-- Begin RECORDS FOR THIS TASK --

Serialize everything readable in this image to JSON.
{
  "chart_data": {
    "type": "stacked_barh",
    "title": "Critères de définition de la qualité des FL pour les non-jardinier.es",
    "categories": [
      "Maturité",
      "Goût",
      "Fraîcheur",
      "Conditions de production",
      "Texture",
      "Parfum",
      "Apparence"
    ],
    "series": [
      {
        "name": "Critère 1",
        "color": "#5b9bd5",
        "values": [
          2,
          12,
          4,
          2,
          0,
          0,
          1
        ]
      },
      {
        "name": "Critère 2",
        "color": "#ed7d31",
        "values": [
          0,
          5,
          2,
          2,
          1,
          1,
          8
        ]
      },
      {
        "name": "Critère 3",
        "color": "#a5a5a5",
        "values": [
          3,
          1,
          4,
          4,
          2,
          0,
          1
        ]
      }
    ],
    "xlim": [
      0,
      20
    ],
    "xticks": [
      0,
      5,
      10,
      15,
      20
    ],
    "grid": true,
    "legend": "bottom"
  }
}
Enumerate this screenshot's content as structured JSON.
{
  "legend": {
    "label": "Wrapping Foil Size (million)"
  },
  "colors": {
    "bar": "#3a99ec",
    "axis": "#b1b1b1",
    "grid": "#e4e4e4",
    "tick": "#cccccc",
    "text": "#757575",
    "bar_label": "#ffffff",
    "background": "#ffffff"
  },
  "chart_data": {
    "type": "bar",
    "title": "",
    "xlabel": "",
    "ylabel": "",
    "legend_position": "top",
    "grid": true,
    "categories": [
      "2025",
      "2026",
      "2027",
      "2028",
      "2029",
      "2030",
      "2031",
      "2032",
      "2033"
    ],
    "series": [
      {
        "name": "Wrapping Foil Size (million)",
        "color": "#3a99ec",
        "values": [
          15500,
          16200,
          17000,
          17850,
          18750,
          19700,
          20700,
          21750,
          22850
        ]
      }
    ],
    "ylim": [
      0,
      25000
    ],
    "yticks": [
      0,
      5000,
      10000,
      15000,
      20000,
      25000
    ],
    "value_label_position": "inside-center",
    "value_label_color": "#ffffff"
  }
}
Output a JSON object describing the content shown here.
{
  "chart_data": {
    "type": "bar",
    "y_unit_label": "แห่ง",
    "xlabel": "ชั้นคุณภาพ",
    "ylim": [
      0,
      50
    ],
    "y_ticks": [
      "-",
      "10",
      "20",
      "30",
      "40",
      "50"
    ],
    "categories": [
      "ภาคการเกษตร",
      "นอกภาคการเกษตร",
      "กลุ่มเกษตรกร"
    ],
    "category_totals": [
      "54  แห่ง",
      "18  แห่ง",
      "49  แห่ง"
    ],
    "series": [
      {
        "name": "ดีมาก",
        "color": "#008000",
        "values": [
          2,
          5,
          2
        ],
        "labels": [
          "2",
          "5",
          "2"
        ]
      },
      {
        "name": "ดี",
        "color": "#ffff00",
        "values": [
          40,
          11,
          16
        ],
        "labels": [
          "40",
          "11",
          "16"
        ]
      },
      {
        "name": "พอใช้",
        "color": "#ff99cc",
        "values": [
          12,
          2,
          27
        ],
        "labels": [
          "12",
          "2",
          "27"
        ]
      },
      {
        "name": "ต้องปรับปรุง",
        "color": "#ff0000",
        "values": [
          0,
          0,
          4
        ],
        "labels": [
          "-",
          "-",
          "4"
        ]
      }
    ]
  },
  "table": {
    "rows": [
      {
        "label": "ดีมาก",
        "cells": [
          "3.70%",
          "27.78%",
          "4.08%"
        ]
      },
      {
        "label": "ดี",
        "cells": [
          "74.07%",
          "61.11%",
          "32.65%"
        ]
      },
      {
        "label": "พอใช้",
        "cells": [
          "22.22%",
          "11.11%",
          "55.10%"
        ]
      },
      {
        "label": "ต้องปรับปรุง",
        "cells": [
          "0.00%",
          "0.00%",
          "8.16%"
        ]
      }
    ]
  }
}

-- End RECORDS FOR THIS TASK --

- [EXERCISE BRIEF] The listing above must be transcribed exactly, line by line.

- [OUTPUT OF THE TASK]
Serialize everything readable in this image to JSON.
{
  "chart_data": {
    "type": "stacked_barh",
    "title": "Critères de définition de la qualité des FL pour les non-jardinier.es",
    "categories": [
      "Maturité",
      "Goût",
      "Fraîcheur",
      "Conditions de production",
      "Texture",
      "Parfum",
      "Apparence"
    ],
    "series": [
      {
        "name": "Critère 1",
        "color": "#5b9bd5",
        "values": [
          2,
          12,
          4,
          2,
          0,
          0,
          1
        ]
      },
      {
        "name": "Critère 2",
        "color": "#ed7d31",
        "values": [
          0,
          5,
          2,
          2,
          1,
          1,
          8
        ]
      },
      {
        "name": "Critère 3",
        "color": "#a5a5a5",
        "values": [
          3,
          1,
          4,
          4,
          2,
          0,
          1
        ]
      }
    ],
    "xlim": [
      0,
      20
    ],
    "xticks": [
      0,
      5,
      10,
      15,
      20
    ],
    "grid": true,
    "legend": "bottom"
  }
}
Enumerate this screenshot's content as structured JSON.
{
  "legend": {
    "label": "Wrapping Foil Size (million)"
  },
  "colors": {
    "bar": "#3a99ec",
    "axis": "#b1b1b1",
    "grid": "#e4e4e4",
    "tick": "#cccccc",
    "text": "#757575",
    "bar_label": "#ffffff",
    "background": "#ffffff"
  },
  "chart_data": {
    "type": "bar",
    "title": "",
    "xlabel": "",
    "ylabel": "",
    "legend_position": "top",
    "grid": true,
    "categories": [
      "2025",
      "2026",
      "2027",
      "2028",
      "2029",
      "2030",
      "2031",
      "2032",
      "2033"
    ],
    "series": [
      {
        "name": "Wrapping Foil Size (million)",
        "color": "#3a99ec",
        "values": [
          15500,
          16200,
          17000,
          17850,
          18750,
          19700,
          20700,
          21750,
          22850
        ]
      }
    ],
    "ylim": [
      0,
      25000
    ],
    "yticks": [
      0,
      5000,
      10000,
      15000,
      20000,
      25000
    ],
    "value_label_position": "inside-center",
    "value_label_color": "#ffffff"
  }
}
Output a JSON object describing the content shown here.
{
  "chart_data": {
    "type": "bar",
    "y_unit_label": "แห่ง",
    "xlabel": "ชั้นคุณภาพ",
    "ylim": [
      0,
      50
    ],
    "y_ticks": [
      "-",
      "10",
      "20",
      "30",
      "40",
      "50"
    ],
    "categories": [
      "ภาคการเกษตร",
      "นอกภาคการเกษตร",
      "กลุ่มเกษตรกร"
    ],
    "category_totals": [
      "54  แห่ง",
      "18  แห่ง",
      "49  แห่ง"
    ],
    "series": [
      {
        "name": "ดีมาก",
        "color": "#008000",
        "values": [
          2,
          5,
          2
        ],
        "labels": [
          "2",
          "5",
          "2"
        ]
      },
      {
        "name": "ดี",
        "color": "#ffff00",
        "values": [
          40,
          11,
          16
        ],
        "labels": [
          "40",
          "11",
          "16"
        ]
      },
      {
        "name": "พอใช้",
        "color": "#ff99cc",
        "values": [
          12,
          2,
          27
        ],
        "labels": [
          "12",
          "2",
          "27"
        ]
      },
      {
        "name": "ต้องปรับปรุง",
        "color": "#ff0000",
        "values": [
          0,
          0,
          4
        ],
        "labels": [
          "-",
          "-",
          "4"
        ]
      }
    ]
  },
  "table": {
    "rows": [
      {
        "label": "ดีมาก",
        "cells": [
          "3.70%",
          "27.78%",
          "4.08%"
        ]
      },
      {
        "label": "ดี",
        "cells": [
          "74.07%",
          "61.11%",
          "32.65%"
        ]
      },
      {
        "label": "พอใช้",
        "cells": [
          "22.22%",
          "11.11%",
          "55.10%"
        ]
      },
      {
        "label": "ต้องปรับปรุง",
        "cells": [
          "0.00%",
          "0.00%",
          "8.16%"
        ]
      }
    ]
  }
}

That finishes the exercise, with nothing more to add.